What you are asked to do: Reproduce all the rows with every "bullet-icon" swapped for "list-marker-icon" and everything else unchanged, leaving out the pictures.

Bounding box annotations:
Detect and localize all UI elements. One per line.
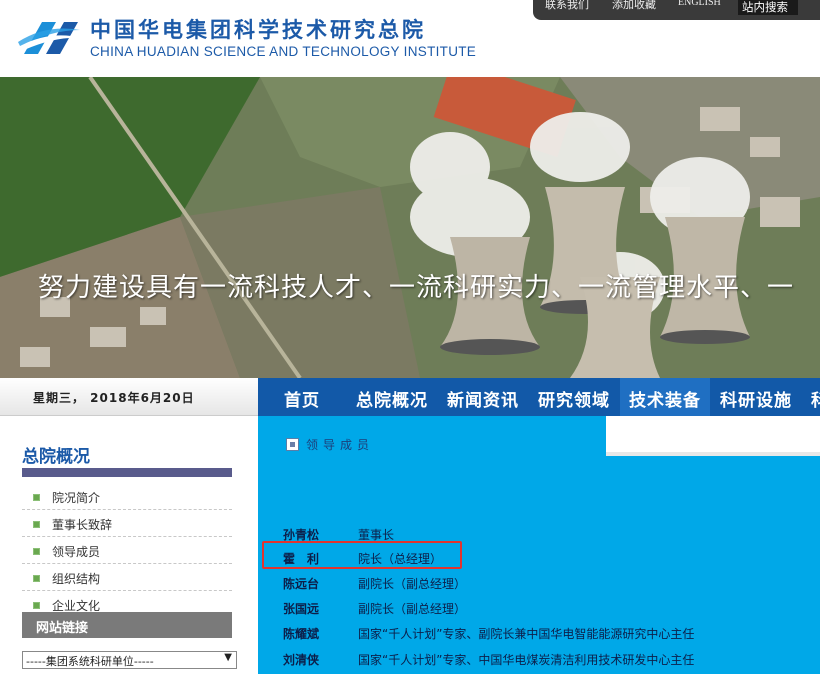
sidebar-item-label: 领导成员	[52, 545, 101, 559]
power-plant-image	[0, 77, 820, 378]
member-title: 副院长（副总经理）	[358, 602, 467, 616]
member-name: 刘清侠	[283, 653, 320, 667]
member-title: 副院长（副总经理）	[358, 577, 467, 591]
hero-banner: 努力建设具有一流科技人才、一流科研实力、一流管理水平、一	[0, 77, 820, 378]
sidebar-item-leaders[interactable]: 领导成员	[22, 538, 232, 564]
sidebar-item-label: 董事长致辞	[52, 518, 113, 532]
bullet-icon	[33, 602, 40, 609]
nav-overview[interactable]: 总院概况	[356, 386, 428, 411]
current-date: 星期三， 2018年6月20日	[33, 391, 195, 405]
sidebar-item-intro[interactable]: 院况简介	[22, 484, 232, 510]
highlight-box	[262, 541, 462, 569]
sidebar-item-chairman[interactable]: 董事长致辞	[22, 511, 232, 537]
nav-home[interactable]: 首页	[284, 386, 320, 411]
sidebar-item-label: 组织结构	[52, 572, 101, 586]
date-bar: 星期三， 2018年6月20日	[0, 378, 258, 416]
nav-research[interactable]: 研究领域	[538, 386, 610, 411]
contact-link[interactable]: 联系我们	[545, 0, 589, 12]
member-title: 国家“千人计划”专家、中国华电煤炭清洁利用技术研发中心主任	[358, 653, 695, 667]
member-name: 张国远	[283, 602, 320, 616]
sidebar-item-structure[interactable]: 组织结构	[22, 565, 232, 591]
bullet-icon	[33, 494, 40, 501]
main-nav: 首页 总院概况 新闻资讯 研究领域 技术装备 科研设施 科	[258, 378, 820, 416]
nav-equipment[interactable]: 技术装备	[629, 386, 701, 411]
bookmark-link[interactable]: 添加收藏	[612, 0, 656, 12]
member-name: 陈耀斌	[283, 627, 320, 641]
member-row: 张国远 副院长（副总经理）	[258, 596, 820, 620]
site-search-label: 站内搜索	[742, 0, 788, 14]
sidebar-item-label: 院况简介	[52, 491, 101, 505]
nav-news[interactable]: 新闻资讯	[447, 386, 519, 411]
sidebar: 总院概况 院况简介 董事长致辞 领导成员 组织结构 企业文化 网站链接 ----…	[0, 416, 258, 674]
site-links-title: 网站链接	[36, 621, 89, 636]
member-row: 陈耀斌 国家“千人计划”专家、副院长兼中国华电智能能源研究中心主任	[258, 621, 820, 645]
sidebar-title: 总院概况	[22, 447, 90, 467]
member-name: 陈远台	[283, 577, 320, 591]
member-row: 刘清侠 国家“千人计划”专家、中国华电煤炭清洁利用技术研发中心主任	[258, 647, 820, 671]
member-row: 陈远台 副院长（副总经理）	[258, 571, 820, 595]
bullet-icon	[33, 575, 40, 582]
sidebar-divider	[22, 468, 232, 477]
member-title: 国家“千人计划”专家、副院长兼中国华电智能能源研究中心主任	[358, 627, 695, 641]
sidebar-item-culture[interactable]: 企业文化	[22, 592, 232, 613]
research-units-select[interactable]: -----集团系统科研单位----- ▼	[22, 651, 237, 669]
nav-more[interactable]: 科	[811, 386, 820, 411]
banner-slogan: 努力建设具有一流科技人才、一流科研实力、一流管理水平、一	[38, 273, 795, 303]
select-value: -----集团系统科研单位-----	[26, 655, 154, 668]
site-title-en: CHINA HUADIAN SCIENCE AND TECHNOLOGY INS…	[90, 44, 477, 59]
site-links-header: 网站链接	[22, 612, 232, 638]
nav-facilities[interactable]: 科研设施	[720, 386, 792, 411]
chevron-down-icon: ▼	[224, 652, 232, 663]
site-search-button[interactable]: 站内搜索	[738, 0, 798, 15]
huadian-logo-icon[interactable]	[16, 16, 84, 60]
section-title: 领导成员	[306, 438, 375, 452]
bullet-icon	[33, 548, 40, 555]
section-marker-icon	[286, 438, 299, 451]
site-header: 中国华电集团科学技术研究总院 CHINA HUADIAN SCIENCE AND…	[0, 0, 820, 77]
main-content: 领导成员 孙青松 董事长 霍 利 院长（总经理） 陈远台 副院长（副总经理） 张…	[258, 416, 820, 674]
site-title-cn: 中国华电集团科学技术研究总院	[90, 18, 426, 42]
content-header-white	[606, 416, 820, 452]
bullet-icon	[33, 521, 40, 528]
content-header-strip	[606, 452, 820, 456]
english-link[interactable]: ENGLISH	[678, 0, 721, 8]
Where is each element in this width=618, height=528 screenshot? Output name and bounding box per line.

Reply to the exercise:
Detect and localize all UI elements. One per line.
sidebar-item-label: 领导成员	[52, 545, 101, 559]
power-plant-image	[0, 77, 820, 378]
member-title: 副院长（副总经理）	[358, 602, 467, 616]
member-name: 刘清侠	[283, 653, 320, 667]
member-title: 副院长（副总经理）	[358, 577, 467, 591]
hero-banner: 努力建设具有一流科技人才、一流科研实力、一流管理水平、一	[0, 77, 820, 378]
sidebar-item-leaders[interactable]: 领导成员	[22, 538, 232, 564]
sidebar-item-label: 董事长致辞	[52, 518, 113, 532]
list-marker-icon	[33, 602, 40, 609]
nav-overview[interactable]: 总院概况	[356, 386, 428, 411]
current-date: 星期三， 2018年6月20日	[33, 391, 195, 405]
sidebar-item-intro[interactable]: 院况简介	[22, 484, 232, 510]
highlight-box	[262, 541, 462, 569]
sidebar-item-chairman[interactable]: 董事长致辞	[22, 511, 232, 537]
nav-home[interactable]: 首页	[284, 386, 320, 411]
sidebar-item-label: 组织结构	[52, 572, 101, 586]
date-bar: 星期三， 2018年6月20日	[0, 378, 258, 416]
nav-research[interactable]: 研究领域	[538, 386, 610, 411]
contact-link[interactable]: 联系我们	[545, 0, 589, 12]
member-title: 国家“千人计划”专家、中国华电煤炭清洁利用技术研发中心主任	[358, 653, 695, 667]
member-name: 张国远	[283, 602, 320, 616]
sidebar-item-structure[interactable]: 组织结构	[22, 565, 232, 591]
list-marker-icon	[33, 494, 40, 501]
main-nav: 首页 总院概况 新闻资讯 研究领域 技术装备 科研设施 科	[258, 378, 820, 416]
nav-equipment[interactable]: 技术装备	[629, 386, 701, 411]
bookmark-link[interactable]: 添加收藏	[612, 0, 656, 12]
member-name: 陈耀斌	[283, 627, 320, 641]
member-row: 张国远 副院长（副总经理）	[258, 596, 820, 620]
site-search-label: 站内搜索	[742, 0, 788, 14]
sidebar-item-label: 院况简介	[52, 491, 101, 505]
nav-news[interactable]: 新闻资讯	[447, 386, 519, 411]
sidebar: 总院概况 院况简介 董事长致辞 领导成员 组织结构 企业文化 网站链接 ----…	[0, 416, 258, 674]
site-links-title: 网站链接	[36, 621, 89, 636]
member-row: 陈耀斌 国家“千人计划”专家、副院长兼中国华电智能能源研究中心主任	[258, 621, 820, 645]
sidebar-title: 总院概况	[22, 447, 90, 467]
member-name: 陈远台	[283, 577, 320, 591]
member-row: 刘清侠 国家“千人计划”专家、中国华电煤炭清洁利用技术研发中心主任	[258, 647, 820, 671]
member-row: 陈远台 副院长（副总经理）	[258, 571, 820, 595]
list-marker-icon	[33, 575, 40, 582]
sidebar-divider	[22, 468, 232, 477]
member-title: 国家“千人计划”专家、副院长兼中国华电智能能源研究中心主任	[358, 627, 695, 641]
sidebar-item-culture[interactable]: 企业文化	[22, 592, 232, 613]
research-units-select[interactable]: -----集团系统科研单位----- ▼	[22, 651, 237, 669]
nav-more[interactable]: 科	[811, 386, 820, 411]
banner-slogan: 努力建设具有一流科技人才、一流科研实力、一流管理水平、一	[38, 273, 795, 303]
select-value: -----集团系统科研单位-----	[26, 655, 154, 668]
site-title-en: CHINA HUADIAN SCIENCE AND TECHNOLOGY INS…	[90, 44, 477, 59]
site-links-header: 网站链接	[22, 612, 232, 638]
nav-facilities[interactable]: 科研设施	[720, 386, 792, 411]
chevron-down-icon: ▼	[224, 652, 232, 663]
site-search-button[interactable]: 站内搜索	[738, 0, 798, 15]
huadian-logo-icon[interactable]	[16, 16, 84, 60]
section-title: 领导成员	[306, 438, 375, 452]
list-marker-icon	[33, 548, 40, 555]
section-marker-icon	[286, 438, 299, 451]
site-header: 中国华电集团科学技术研究总院 CHINA HUADIAN SCIENCE AND…	[0, 0, 820, 77]
main-content: 领导成员 孙青松 董事长 霍 利 院长（总经理） 陈远台 副院长（副总经理） 张…	[258, 416, 820, 674]
site-title-cn: 中国华电集团科学技术研究总院	[90, 18, 426, 42]
content-header-white	[606, 416, 820, 452]
list-marker-icon	[33, 521, 40, 528]
content-header-strip	[606, 452, 820, 456]
english-link[interactable]: ENGLISH	[678, 0, 721, 8]
Where is each element in this width=618, height=528 screenshot? Output name and bounding box per line.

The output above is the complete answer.